Problem requirements:
Quote the entries that follow exactly, leaving none out.
___
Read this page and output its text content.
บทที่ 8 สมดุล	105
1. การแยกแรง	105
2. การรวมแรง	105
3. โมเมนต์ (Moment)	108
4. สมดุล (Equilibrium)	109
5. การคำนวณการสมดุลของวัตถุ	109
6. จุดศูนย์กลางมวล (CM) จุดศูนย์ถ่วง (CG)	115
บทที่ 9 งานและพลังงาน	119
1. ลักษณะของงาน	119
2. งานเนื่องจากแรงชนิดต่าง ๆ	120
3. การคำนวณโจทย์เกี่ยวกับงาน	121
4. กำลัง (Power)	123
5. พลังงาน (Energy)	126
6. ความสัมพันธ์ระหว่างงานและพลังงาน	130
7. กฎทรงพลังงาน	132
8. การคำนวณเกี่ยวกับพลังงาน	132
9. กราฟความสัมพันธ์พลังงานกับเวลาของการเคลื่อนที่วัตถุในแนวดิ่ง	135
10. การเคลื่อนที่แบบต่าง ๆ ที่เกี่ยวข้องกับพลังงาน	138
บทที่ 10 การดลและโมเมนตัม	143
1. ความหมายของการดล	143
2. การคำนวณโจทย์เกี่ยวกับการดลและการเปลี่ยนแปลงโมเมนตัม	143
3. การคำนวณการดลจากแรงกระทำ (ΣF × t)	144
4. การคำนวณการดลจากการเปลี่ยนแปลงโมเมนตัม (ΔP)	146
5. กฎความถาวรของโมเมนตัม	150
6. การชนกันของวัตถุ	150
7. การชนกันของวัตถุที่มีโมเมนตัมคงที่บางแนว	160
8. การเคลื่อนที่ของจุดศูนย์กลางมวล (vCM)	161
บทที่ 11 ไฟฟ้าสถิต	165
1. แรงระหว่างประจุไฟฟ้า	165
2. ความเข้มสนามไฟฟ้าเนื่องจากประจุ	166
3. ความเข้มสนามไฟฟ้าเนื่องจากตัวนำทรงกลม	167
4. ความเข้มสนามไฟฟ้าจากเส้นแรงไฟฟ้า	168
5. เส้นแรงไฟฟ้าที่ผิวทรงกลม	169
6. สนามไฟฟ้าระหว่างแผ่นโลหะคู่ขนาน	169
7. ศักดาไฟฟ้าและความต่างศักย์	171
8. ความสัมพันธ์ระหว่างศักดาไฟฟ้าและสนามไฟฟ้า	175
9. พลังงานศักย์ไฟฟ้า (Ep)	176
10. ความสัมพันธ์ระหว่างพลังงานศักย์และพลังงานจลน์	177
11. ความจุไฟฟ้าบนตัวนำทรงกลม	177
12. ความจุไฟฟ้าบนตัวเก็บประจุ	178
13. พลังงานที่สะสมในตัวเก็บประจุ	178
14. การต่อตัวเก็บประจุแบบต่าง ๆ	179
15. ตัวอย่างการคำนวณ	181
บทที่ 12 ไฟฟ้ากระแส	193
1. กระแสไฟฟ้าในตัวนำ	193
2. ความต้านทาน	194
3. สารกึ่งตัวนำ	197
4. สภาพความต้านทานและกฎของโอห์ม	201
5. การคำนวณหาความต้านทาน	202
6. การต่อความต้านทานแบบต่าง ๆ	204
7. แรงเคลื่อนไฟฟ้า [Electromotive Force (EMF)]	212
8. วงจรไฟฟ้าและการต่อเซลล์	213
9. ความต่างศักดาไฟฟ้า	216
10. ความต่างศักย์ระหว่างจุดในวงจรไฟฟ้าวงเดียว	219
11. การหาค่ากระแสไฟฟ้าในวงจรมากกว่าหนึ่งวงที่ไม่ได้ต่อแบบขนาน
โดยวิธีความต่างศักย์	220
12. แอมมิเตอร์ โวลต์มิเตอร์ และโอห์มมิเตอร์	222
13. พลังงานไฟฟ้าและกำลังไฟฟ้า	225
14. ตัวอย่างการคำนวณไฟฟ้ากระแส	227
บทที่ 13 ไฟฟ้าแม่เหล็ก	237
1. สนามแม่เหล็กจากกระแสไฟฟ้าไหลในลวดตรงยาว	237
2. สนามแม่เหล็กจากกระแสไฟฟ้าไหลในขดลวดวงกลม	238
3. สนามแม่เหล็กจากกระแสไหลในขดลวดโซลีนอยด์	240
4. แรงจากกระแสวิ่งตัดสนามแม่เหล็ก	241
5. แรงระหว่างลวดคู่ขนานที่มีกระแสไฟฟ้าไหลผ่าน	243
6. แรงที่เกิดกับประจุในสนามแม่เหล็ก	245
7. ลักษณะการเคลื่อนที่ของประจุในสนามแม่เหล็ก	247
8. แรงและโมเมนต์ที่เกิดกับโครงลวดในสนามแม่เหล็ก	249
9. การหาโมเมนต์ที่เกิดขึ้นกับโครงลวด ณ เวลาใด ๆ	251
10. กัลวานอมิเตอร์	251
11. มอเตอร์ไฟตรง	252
___
Response to this task:
Read this page and output its text content.
บทที่ 8 สมดุล	105
1. การแยกแรง	105
2. การรวมแรง	105
3. โมเมนต์ (Moment)	108
4. สมดุล (Equilibrium)	109
5. การคำนวณการสมดุลของวัตถุ	109
6. จุดศูนย์กลางมวล (CM) จุดศูนย์ถ่วง (CG)	115
บทที่ 9 งานและพลังงาน	119
1. ลักษณะของงาน	119
2. งานเนื่องจากแรงชนิดต่าง ๆ	120
3. การคำนวณโจทย์เกี่ยวกับงาน	121
4. กำลัง (Power)	123
5. พลังงาน (Energy)	126
6. ความสัมพันธ์ระหว่างงานและพลังงาน	130
7. กฎทรงพลังงาน	132
8. การคำนวณเกี่ยวกับพลังงาน	132
9. กราฟความสัมพันธ์พลังงานกับเวลาของการเคลื่อนที่วัตถุในแนวดิ่ง	135
10. การเคลื่อนที่แบบต่าง ๆ ที่เกี่ยวข้องกับพลังงาน	138
บทที่ 10 การดลและโมเมนตัม	143
1. ความหมายของการดล	143
2. การคำนวณโจทย์เกี่ยวกับการดลและการเปลี่ยนแปลงโมเมนตัม	143
3. การคำนวณการดลจากแรงกระทำ (ΣF × t)	144
4. การคำนวณการดลจากการเปลี่ยนแปลงโมเมนตัม (ΔP)	146
5. กฎความถาวรของโมเมนตัม	150
6. การชนกันของวัตถุ	150
7. การชนกันของวัตถุที่มีโมเมนตัมคงที่บางแนว	160
8. การเคลื่อนที่ของจุดศูนย์กลางมวล (vCM)	161
บทที่ 11 ไฟฟ้าสถิต	165
1. แรงระหว่างประจุไฟฟ้า	165
2. ความเข้มสนามไฟฟ้าเนื่องจากประจุ	166
3. ความเข้มสนามไฟฟ้าเนื่องจากตัวนำทรงกลม	167
4. ความเข้มสนามไฟฟ้าจากเส้นแรงไฟฟ้า	168
5. เส้นแรงไฟฟ้าที่ผิวทรงกลม	169
6. สนามไฟฟ้าระหว่างแผ่นโลหะคู่ขนาน	169
7. ศักดาไฟฟ้าและความต่างศักย์	171
8. ความสัมพันธ์ระหว่างศักดาไฟฟ้าและสนามไฟฟ้า	175
9. พลังงานศักย์ไฟฟ้า (Ep)	176
10. ความสัมพันธ์ระหว่างพลังงานศักย์และพลังงานจลน์	177
11. ความจุไฟฟ้าบนตัวนำทรงกลม	177
12. ความจุไฟฟ้าบนตัวเก็บประจุ	178
13. พลังงานที่สะสมในตัวเก็บประจุ	178
14. การต่อตัวเก็บประจุแบบต่าง ๆ	179
15. ตัวอย่างการคำนวณ	181
บทที่ 12 ไฟฟ้ากระแส	193
1. กระแสไฟฟ้าในตัวนำ	193
2. ความต้านทาน	194
3. สารกึ่งตัวนำ	197
4. สภาพความต้านทานและกฎของโอห์ม	201
5. การคำนวณหาความต้านทาน	202
6. การต่อความต้านทานแบบต่าง ๆ	204
7. แรงเคลื่อนไฟฟ้า [Electromotive Force (EMF)]	212
8. วงจรไฟฟ้าและการต่อเซลล์	213
9. ความต่างศักดาไฟฟ้า	216
10. ความต่างศักย์ระหว่างจุดในวงจรไฟฟ้าวงเดียว	219
11. การหาค่ากระแสไฟฟ้าในวงจรมากกว่าหนึ่งวงที่ไม่ได้ต่อแบบขนาน
โดยวิธีความต่างศักย์	220
12. แอมมิเตอร์ โวลต์มิเตอร์ และโอห์มมิเตอร์	222
13. พลังงานไฟฟ้าและกำลังไฟฟ้า	225
14. ตัวอย่างการคำนวณไฟฟ้ากระแส	227
บทที่ 13 ไฟฟ้าแม่เหล็ก	237
1. สนามแม่เหล็กจากกระแสไฟฟ้าไหลในลวดตรงยาว	237
2. สนามแม่เหล็กจากกระแสไฟฟ้าไหลในขดลวดวงกลม	238
3. สนามแม่เหล็กจากกระแสไหลในขดลวดโซลีนอยด์	240
4. แรงจากกระแสวิ่งตัดสนามแม่เหล็ก	241
5. แรงระหว่างลวดคู่ขนานที่มีกระแสไฟฟ้าไหลผ่าน	243
6. แรงที่เกิดกับประจุในสนามแม่เหล็ก	245
7. ลักษณะการเคลื่อนที่ของประจุในสนามแม่เหล็ก	247
8. แรงและโมเมนต์ที่เกิดกับโครงลวดในสนามแม่เหล็ก	249
9. การหาโมเมนต์ที่เกิดขึ้นกับโครงลวด ณ เวลาใด ๆ	251
10. กัลวานอมิเตอร์	251
11. มอเตอร์ไฟตรง	252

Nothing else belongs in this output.